[Data entries]
- - - -
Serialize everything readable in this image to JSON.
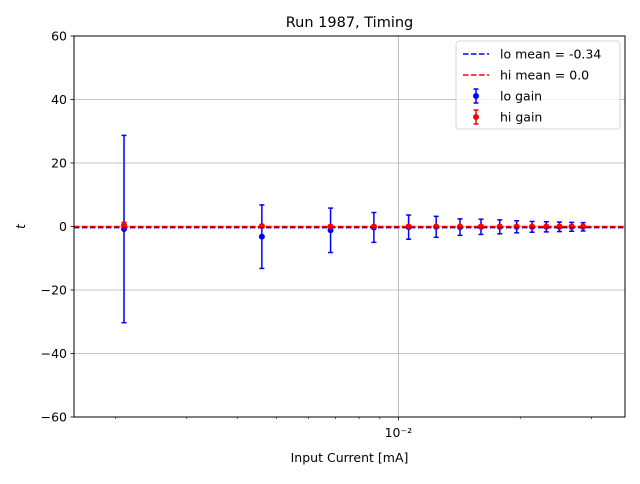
{
  "chart_data": {
    "type": "scatter",
    "title": "Run 1987, Timing",
    "xlabel": "Input Current [mA]",
    "ylabel": "t",
    "xscale": "log",
    "xlim": [
      0.00158,
      0.0363
    ],
    "ylim": [
      -60,
      60
    ],
    "yticks": [
      -60,
      -40,
      -20,
      0,
      20,
      40,
      60
    ],
    "xticks_major": [
      0.01
    ],
    "xtick_labels": [
      "10⁻²"
    ],
    "xticks_minor": [
      0.002,
      0.003,
      0.004,
      0.005,
      0.006,
      0.007,
      0.008,
      0.009,
      0.02,
      0.03
    ],
    "grid": true,
    "legend_position": "top-right",
    "colors": {
      "lo": "#0000ff",
      "hi": "#ff0000"
    },
    "series": [
      {
        "name": "lo gain",
        "kind": "errorbar",
        "color": "#0000ff",
        "x": [
          0.0021,
          0.0046,
          0.0068,
          0.0087,
          0.0106,
          0.0124,
          0.0142,
          0.016,
          0.0178,
          0.0196,
          0.0214,
          0.0232,
          0.025,
          0.0268,
          0.0286
        ],
        "y": [
          -0.8,
          -3.2,
          -1.2,
          -0.3,
          -0.2,
          -0.1,
          -0.2,
          -0.1,
          -0.1,
          -0.1,
          -0.1,
          -0.1,
          -0.1,
          -0.1,
          -0.1
        ],
        "yerr": [
          29.5,
          10.0,
          7.0,
          4.7,
          3.8,
          3.3,
          2.6,
          2.4,
          2.2,
          1.9,
          1.7,
          1.6,
          1.5,
          1.4,
          1.3
        ]
      },
      {
        "name": "hi gain",
        "kind": "errorbar",
        "color": "#ff0000",
        "x": [
          0.0021,
          0.0046,
          0.0068,
          0.0087,
          0.0106,
          0.0124,
          0.0142,
          0.016,
          0.0178,
          0.0196,
          0.0214,
          0.0232,
          0.025,
          0.0268,
          0.0286
        ],
        "y": [
          0.4,
          0.1,
          0.0,
          0.0,
          0.0,
          0.0,
          0.0,
          0.0,
          0.0,
          0.0,
          0.0,
          0.0,
          0.0,
          0.0,
          0.0
        ],
        "yerr": [
          0.9,
          0.5,
          0.4,
          0.3,
          0.3,
          0.3,
          0.3,
          0.3,
          0.3,
          0.3,
          0.3,
          0.3,
          0.3,
          0.3,
          0.3
        ]
      },
      {
        "name": "lo mean = -0.34",
        "kind": "hline",
        "color": "#0000ff",
        "y": -0.34,
        "style": "dashed"
      },
      {
        "name": "hi mean = 0.0",
        "kind": "hline",
        "color": "#ff0000",
        "y": 0.0,
        "style": "dashed"
      }
    ],
    "legend": [
      "lo mean = -0.34",
      "hi mean = 0.0",
      "lo gain",
      "hi gain"
    ]
  }
}
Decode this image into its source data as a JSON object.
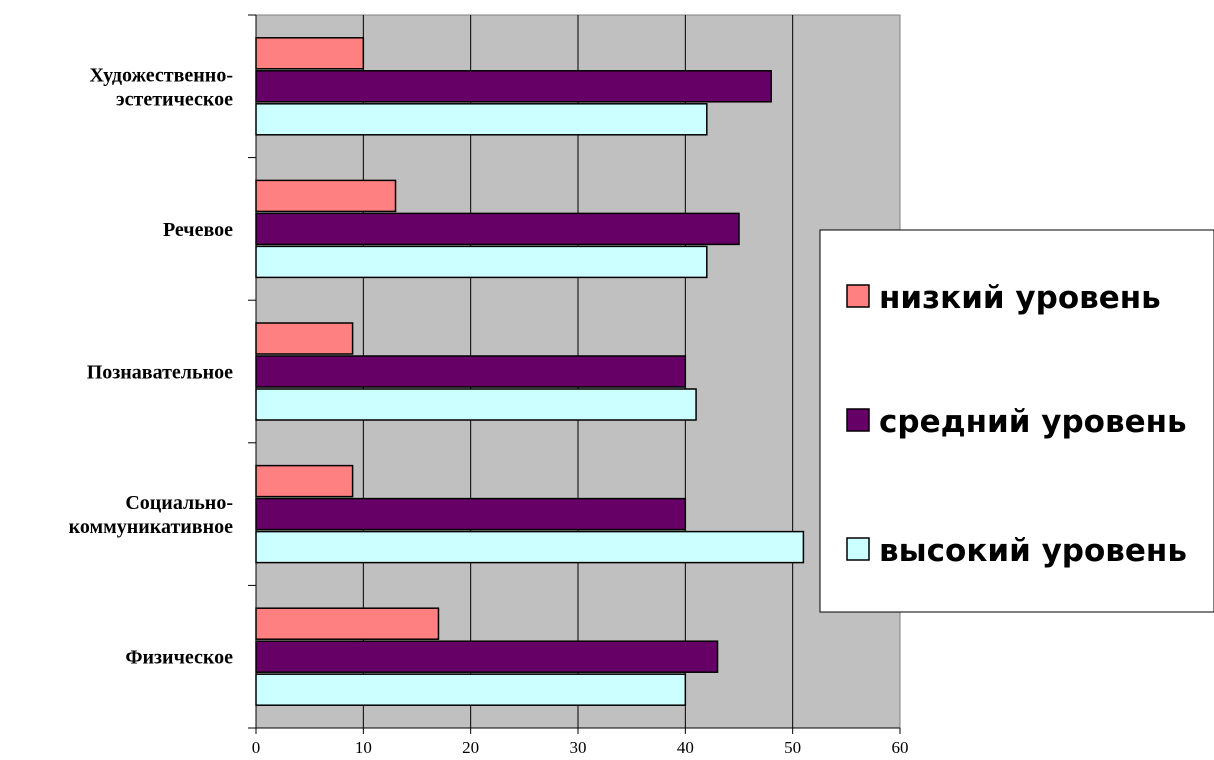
{
  "chart_data": {
    "type": "bar",
    "orientation": "horizontal",
    "categories": [
      "Физическое",
      "Социально-коммуникативное",
      "Познавательное",
      "Речевое",
      "Художественно-эстетическое"
    ],
    "category_label_lines": [
      [
        "Физическое"
      ],
      [
        "Социально-",
        "коммуникативное"
      ],
      [
        "Познавательное"
      ],
      [
        "Речевое"
      ],
      [
        "Художественно-",
        "эстетическое"
      ]
    ],
    "series": [
      {
        "name": "низкий уровень",
        "color": "#ff8080",
        "values": [
          17,
          9,
          9,
          13,
          10
        ]
      },
      {
        "name": "средний уровень",
        "color": "#660066",
        "values": [
          43,
          40,
          40,
          45,
          48
        ]
      },
      {
        "name": "высокий уровень",
        "color": "#ccffff",
        "values": [
          40,
          51,
          41,
          42,
          42
        ]
      }
    ],
    "x_ticks": [
      "0",
      "10",
      "20",
      "30",
      "40",
      "50",
      "60"
    ],
    "xlim": [
      0,
      60
    ],
    "grid": true,
    "plot_background": "#c0c0c0",
    "legend_position": "right"
  }
}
- - - -
Count the lines of the data that include the string "mean", and give only that number.

> _Full output_
4